↓
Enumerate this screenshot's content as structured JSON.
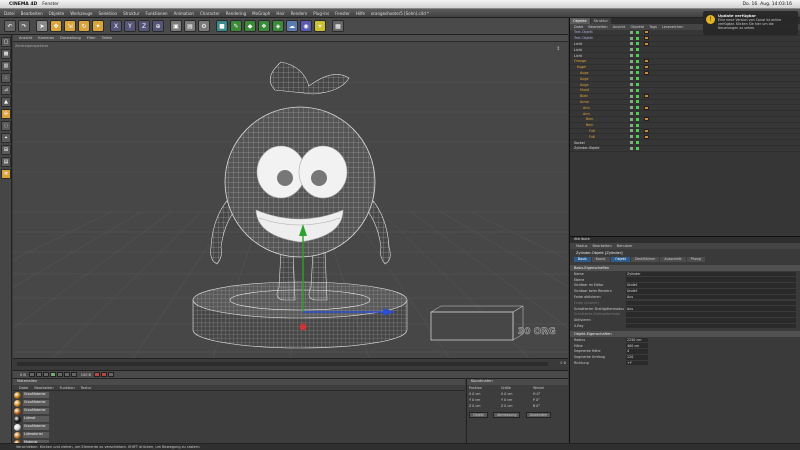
{
  "macmenu": {
    "apple": "",
    "app": "CINEMA 4D",
    "items": [
      "Fenster"
    ],
    "right": [
      "",
      "Do. 16. Aug. 14:03:16",
      ""
    ]
  },
  "c4dmenu": {
    "items": [
      "Datei",
      "Bearbeiten",
      "Objekte",
      "Werkzeuge",
      "Selektion",
      "Struktur",
      "Funktionen",
      "Animation",
      "Character",
      "Rendering",
      "MoGraph",
      "Hair",
      "Rendern",
      "Plug-ins",
      "Fenster",
      "Hilfe"
    ],
    "document": "orangeshooter5 (Sohn).c4d *"
  },
  "viewport": {
    "menu": [
      "Ansicht",
      "Kameras",
      "Darstellung",
      "Filter",
      "Tafeln"
    ],
    "label": "Zentralperspektive",
    "corner": "↕"
  },
  "timeline": {
    "frame": "0 B"
  },
  "playback": {
    "frame_start": "0 B",
    "frame_end": "100 B"
  },
  "materials": {
    "title": "Materialien",
    "menu": [
      "Datei",
      "Bearbeiten",
      "Funktion",
      "Textur"
    ],
    "items": [
      {
        "name": "GrauMaterial",
        "color": "#c8801c"
      },
      {
        "name": "GrauMaterial",
        "color": "#d89030"
      },
      {
        "name": "GrauMaterial",
        "color": "#c07020"
      },
      {
        "name": "Lidmat",
        "color": "#222222"
      },
      {
        "name": "GrauMaterial",
        "color": "#e0e0e0"
      },
      {
        "name": "Lidmaterial",
        "color": "#c88030"
      },
      {
        "name": "Material",
        "color": "#a06010"
      }
    ]
  },
  "coordinates": {
    "title": "Koordinaten",
    "headers": [
      "Position",
      "Größe",
      "Winkel"
    ],
    "rows": [
      [
        "X  0 cm",
        "X  0 cm",
        "H  0°"
      ],
      [
        "Y  0 cm",
        "Y  0 cm",
        "P  0°"
      ],
      [
        "Z  0 cm",
        "Z  0 cm",
        "B  0°"
      ]
    ],
    "mode": "Objekt",
    "mode2": "Abmessung",
    "apply": "Anwenden"
  },
  "status": {
    "text": "Verschieben: Klicken und ziehen, um Elemente zu verschieben. SHIFT drücken, um Bewegung zu rastern."
  },
  "objects": {
    "tabs": [
      "Objekte",
      "Struktur"
    ],
    "menu": [
      "Datei",
      "Bearbeiten",
      "Ansicht",
      "Objekte",
      "Tags",
      "Lesezeichen"
    ],
    "rows": [
      {
        "name": "Text-Objekt",
        "indent": 0,
        "color": "#aad"
      },
      {
        "name": "Text-Objekt",
        "indent": 0,
        "color": "#aad"
      },
      {
        "name": "Licht",
        "indent": 0,
        "color": "#ddd"
      },
      {
        "name": "Licht",
        "indent": 0,
        "color": "#ddd"
      },
      {
        "name": "Licht",
        "indent": 0,
        "color": "#ddd"
      },
      {
        "name": "Orange",
        "indent": 0,
        "color": "#e6a33c"
      },
      {
        "name": "Kugel",
        "indent": 1,
        "color": "#e6a33c"
      },
      {
        "name": "Auge",
        "indent": 2,
        "color": "#e6a33c"
      },
      {
        "name": "Auge",
        "indent": 2,
        "color": "#e6a33c"
      },
      {
        "name": "Auge",
        "indent": 2,
        "color": "#e6a33c"
      },
      {
        "name": "Mund",
        "indent": 2,
        "color": "#e6a33c"
      },
      {
        "name": "Blatt",
        "indent": 2,
        "color": "#e6a33c"
      },
      {
        "name": "Arme",
        "indent": 2,
        "color": "#e6a33c"
      },
      {
        "name": "Arm",
        "indent": 3,
        "color": "#e6a33c"
      },
      {
        "name": "Arm",
        "indent": 3,
        "color": "#e6a33c"
      },
      {
        "name": "Bein",
        "indent": 4,
        "color": "#e6a33c"
      },
      {
        "name": "Bein",
        "indent": 4,
        "color": "#e6a33c"
      },
      {
        "name": "Fuß",
        "indent": 5,
        "color": "#e6a33c"
      },
      {
        "name": "Fuß",
        "indent": 5,
        "color": "#e6a33c"
      },
      {
        "name": "Sockel",
        "indent": 0,
        "color": "#ddd"
      },
      {
        "name": "Zylinder-Objekt",
        "indent": 0,
        "color": "#ddd"
      }
    ]
  },
  "notification": {
    "title": "Update verfügbar",
    "body": "Eine neue Version von Conal ist online verfügbar. Klicken Sie hier um die Neuerungen zu sehen."
  },
  "attributes": {
    "title": "Attribute",
    "menu": [
      "Modus",
      "Bearbeiten",
      "Benutzer"
    ],
    "object": "Zylinder-Objekt [Zylinder]",
    "subtabs": [
      "Basis",
      "Koord.",
      "Objekt",
      "Deckflächen",
      "Ausschnitt",
      "Phong"
    ],
    "basic_section": "Basis-Eigenschaften",
    "basic": [
      {
        "label": "Name",
        "value": "Zylinder"
      },
      {
        "label": "Ebene",
        "value": ""
      },
      {
        "label": "Sichtbar im Editor",
        "value": "Undef."
      },
      {
        "label": "Sichtbar beim Rendern",
        "value": "Undef."
      },
      {
        "label": "Farbe aktivieren",
        "value": "Aus"
      },
      {
        "label": "Farbe (Ansicht)",
        "value": "",
        "dim": true
      },
      {
        "label": "Schattierter Drahtgittermodus",
        "value": "Aus"
      },
      {
        "label": "Schattierte Drahtgitterfarbe",
        "value": "",
        "dim": true
      },
      {
        "label": "Aktivieren",
        "value": ""
      },
      {
        "label": "X-Ray",
        "value": ""
      }
    ],
    "object_section": "Objekt-Eigenschaften",
    "object_props": [
      {
        "label": "Radius",
        "value": "2250 cm"
      },
      {
        "label": "Höhe",
        "value": "400 cm"
      },
      {
        "label": "Segmente Höhe",
        "value": "4"
      },
      {
        "label": "Segmente Umfang",
        "value": "120"
      },
      {
        "label": "Richtung",
        "value": "+Y"
      }
    ]
  }
}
↑
# Work to complete:
Filter the records, keeping only lines that contain "Rendern", and show those lines.

# Solution for this problem:
      "Rendern",
        "label": "Sichtbar beim Rendern",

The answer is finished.